• Short task:
Scan the records and identify every line in which the string "болѣе" occurs, then return those lines.

• Data:
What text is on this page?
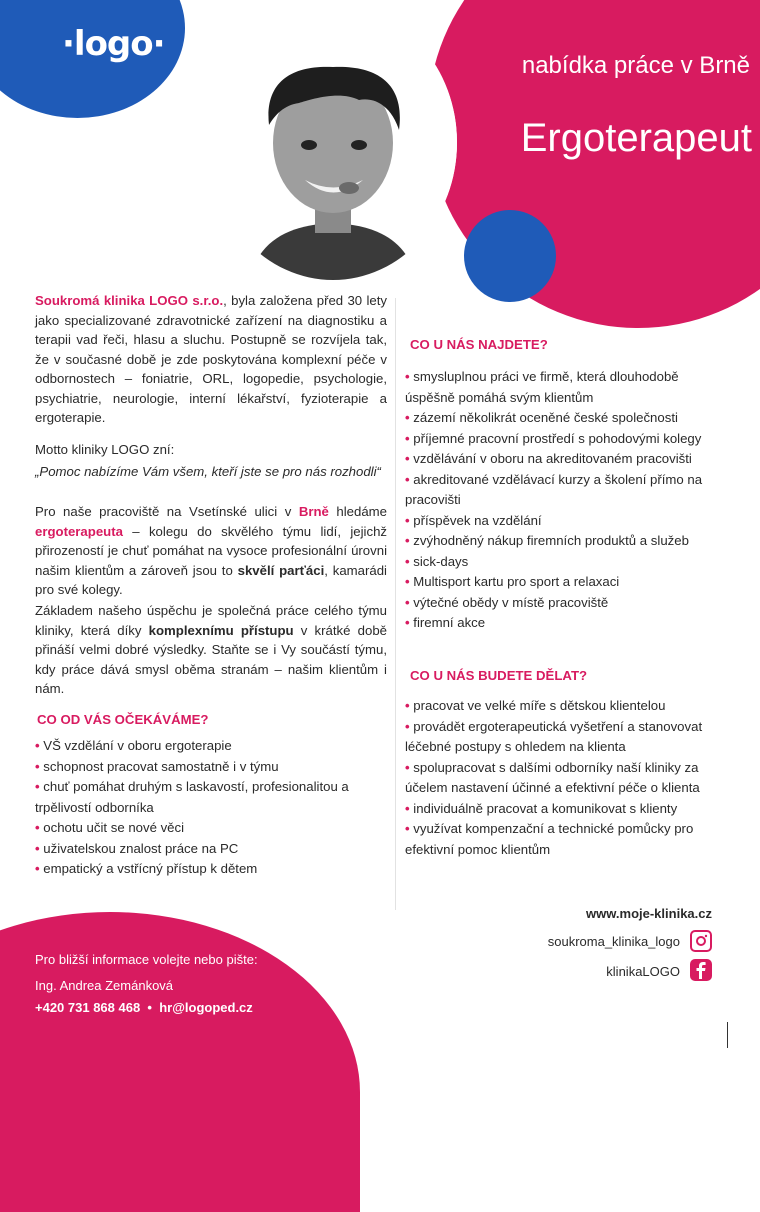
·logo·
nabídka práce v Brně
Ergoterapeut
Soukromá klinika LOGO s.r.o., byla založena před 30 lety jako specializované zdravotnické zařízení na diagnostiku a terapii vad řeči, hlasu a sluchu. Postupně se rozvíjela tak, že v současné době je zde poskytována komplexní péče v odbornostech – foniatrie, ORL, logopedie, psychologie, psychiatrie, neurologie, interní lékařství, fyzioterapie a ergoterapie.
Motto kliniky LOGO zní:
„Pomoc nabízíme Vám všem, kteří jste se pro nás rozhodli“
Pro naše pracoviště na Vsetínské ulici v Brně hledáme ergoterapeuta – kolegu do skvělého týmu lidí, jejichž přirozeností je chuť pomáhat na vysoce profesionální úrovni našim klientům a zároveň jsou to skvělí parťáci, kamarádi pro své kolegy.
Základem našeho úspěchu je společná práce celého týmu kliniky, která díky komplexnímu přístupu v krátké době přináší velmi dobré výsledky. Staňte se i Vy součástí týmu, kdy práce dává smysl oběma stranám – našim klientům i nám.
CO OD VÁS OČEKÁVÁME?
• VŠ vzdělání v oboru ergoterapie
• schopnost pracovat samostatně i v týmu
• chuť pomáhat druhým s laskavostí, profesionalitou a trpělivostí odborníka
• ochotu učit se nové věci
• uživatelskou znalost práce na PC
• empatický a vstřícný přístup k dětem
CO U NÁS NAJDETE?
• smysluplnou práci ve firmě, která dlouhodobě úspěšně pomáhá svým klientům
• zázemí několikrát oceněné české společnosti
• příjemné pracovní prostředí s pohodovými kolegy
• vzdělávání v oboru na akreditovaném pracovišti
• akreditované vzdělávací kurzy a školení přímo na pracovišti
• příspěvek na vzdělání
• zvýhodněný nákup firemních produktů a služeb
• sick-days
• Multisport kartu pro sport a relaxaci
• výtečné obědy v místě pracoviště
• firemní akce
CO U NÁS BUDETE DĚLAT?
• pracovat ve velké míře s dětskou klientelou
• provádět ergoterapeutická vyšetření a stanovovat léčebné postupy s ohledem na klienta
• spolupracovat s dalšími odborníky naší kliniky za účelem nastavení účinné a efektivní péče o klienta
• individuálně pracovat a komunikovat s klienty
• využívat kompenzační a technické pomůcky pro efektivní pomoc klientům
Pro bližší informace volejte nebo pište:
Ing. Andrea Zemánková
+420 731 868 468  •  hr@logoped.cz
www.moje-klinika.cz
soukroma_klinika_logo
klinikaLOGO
==
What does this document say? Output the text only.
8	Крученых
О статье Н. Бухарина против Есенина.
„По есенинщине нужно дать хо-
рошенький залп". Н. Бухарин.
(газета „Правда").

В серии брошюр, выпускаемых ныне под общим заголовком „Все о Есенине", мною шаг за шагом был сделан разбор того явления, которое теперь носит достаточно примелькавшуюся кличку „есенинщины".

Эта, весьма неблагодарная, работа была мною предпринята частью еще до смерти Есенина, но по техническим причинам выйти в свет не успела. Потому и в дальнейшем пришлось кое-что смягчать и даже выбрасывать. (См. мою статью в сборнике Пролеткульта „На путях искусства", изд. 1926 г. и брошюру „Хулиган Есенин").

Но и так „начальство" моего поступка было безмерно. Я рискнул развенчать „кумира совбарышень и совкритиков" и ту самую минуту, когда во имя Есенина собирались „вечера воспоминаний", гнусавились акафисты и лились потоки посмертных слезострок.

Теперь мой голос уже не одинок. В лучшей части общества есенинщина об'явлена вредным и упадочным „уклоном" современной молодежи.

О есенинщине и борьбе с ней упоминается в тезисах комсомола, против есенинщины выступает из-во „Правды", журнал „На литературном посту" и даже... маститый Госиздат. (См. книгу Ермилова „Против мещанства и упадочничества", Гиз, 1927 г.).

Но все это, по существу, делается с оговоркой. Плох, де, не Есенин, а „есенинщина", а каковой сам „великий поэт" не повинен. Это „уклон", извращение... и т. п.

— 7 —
...
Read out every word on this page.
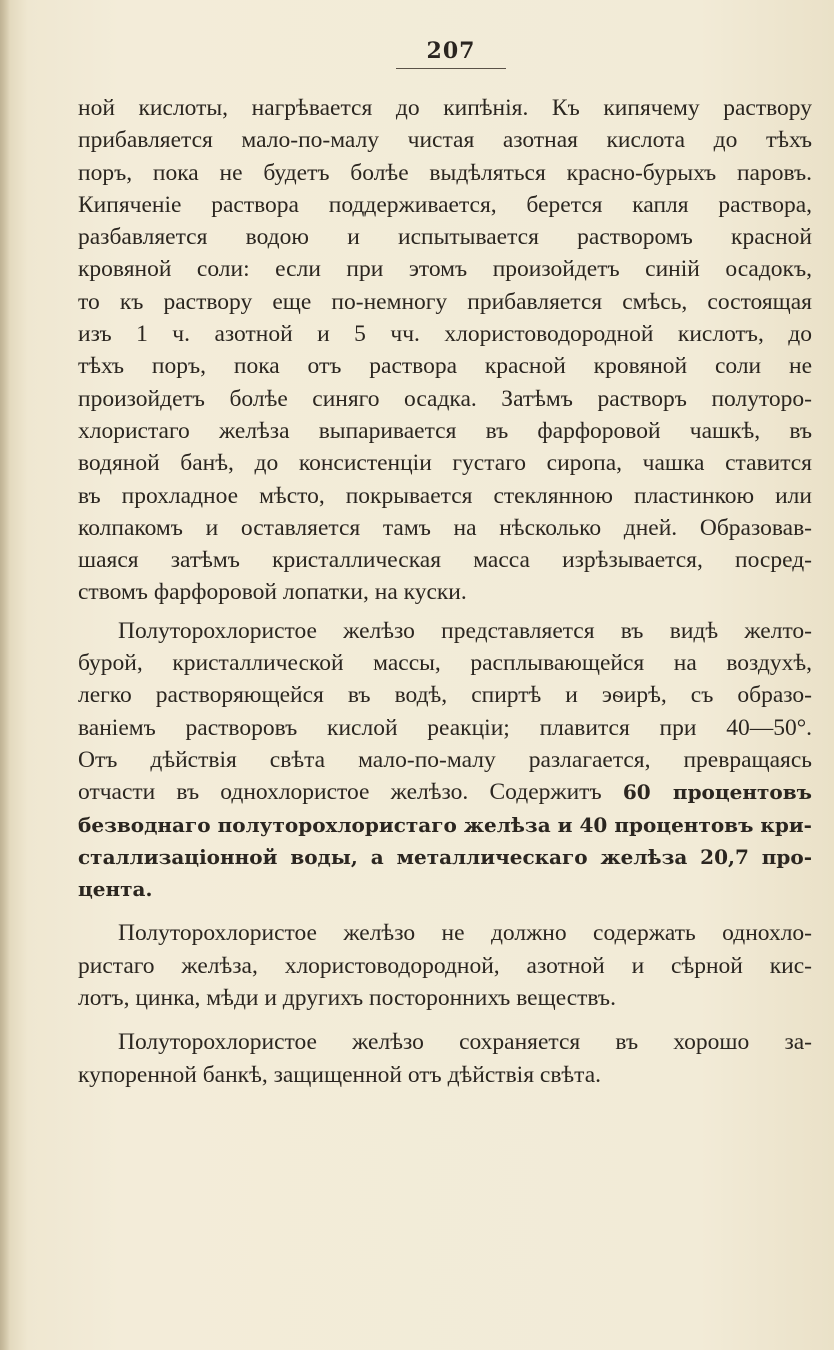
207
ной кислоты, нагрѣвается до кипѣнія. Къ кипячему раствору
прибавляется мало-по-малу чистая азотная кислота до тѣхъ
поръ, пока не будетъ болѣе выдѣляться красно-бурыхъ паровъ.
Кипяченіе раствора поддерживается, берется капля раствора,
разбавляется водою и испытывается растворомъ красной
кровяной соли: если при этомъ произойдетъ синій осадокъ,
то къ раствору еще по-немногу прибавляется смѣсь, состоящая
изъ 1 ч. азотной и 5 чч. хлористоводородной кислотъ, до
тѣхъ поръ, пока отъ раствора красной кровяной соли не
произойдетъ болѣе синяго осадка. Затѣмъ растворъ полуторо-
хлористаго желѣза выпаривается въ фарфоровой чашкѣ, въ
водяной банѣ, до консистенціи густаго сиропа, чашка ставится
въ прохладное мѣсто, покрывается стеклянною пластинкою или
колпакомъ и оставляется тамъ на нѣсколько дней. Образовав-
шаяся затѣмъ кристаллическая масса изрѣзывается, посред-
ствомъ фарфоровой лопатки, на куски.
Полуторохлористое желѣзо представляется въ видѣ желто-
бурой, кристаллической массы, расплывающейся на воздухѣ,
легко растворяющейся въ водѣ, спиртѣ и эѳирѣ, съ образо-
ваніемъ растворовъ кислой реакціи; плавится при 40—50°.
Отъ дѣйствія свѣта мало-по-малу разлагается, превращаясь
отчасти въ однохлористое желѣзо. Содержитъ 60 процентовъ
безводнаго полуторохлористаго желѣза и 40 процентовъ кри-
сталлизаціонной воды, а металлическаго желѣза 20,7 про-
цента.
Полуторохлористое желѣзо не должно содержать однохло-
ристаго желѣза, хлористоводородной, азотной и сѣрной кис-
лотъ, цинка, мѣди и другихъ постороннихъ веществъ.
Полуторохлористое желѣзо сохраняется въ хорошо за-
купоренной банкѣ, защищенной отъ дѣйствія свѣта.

• Correct result:
поръ, пока не будетъ болѣе выдѣляться красно-бурыхъ паровъ.
произойдетъ болѣе синяго осадка. Затѣмъ растворъ полуторо-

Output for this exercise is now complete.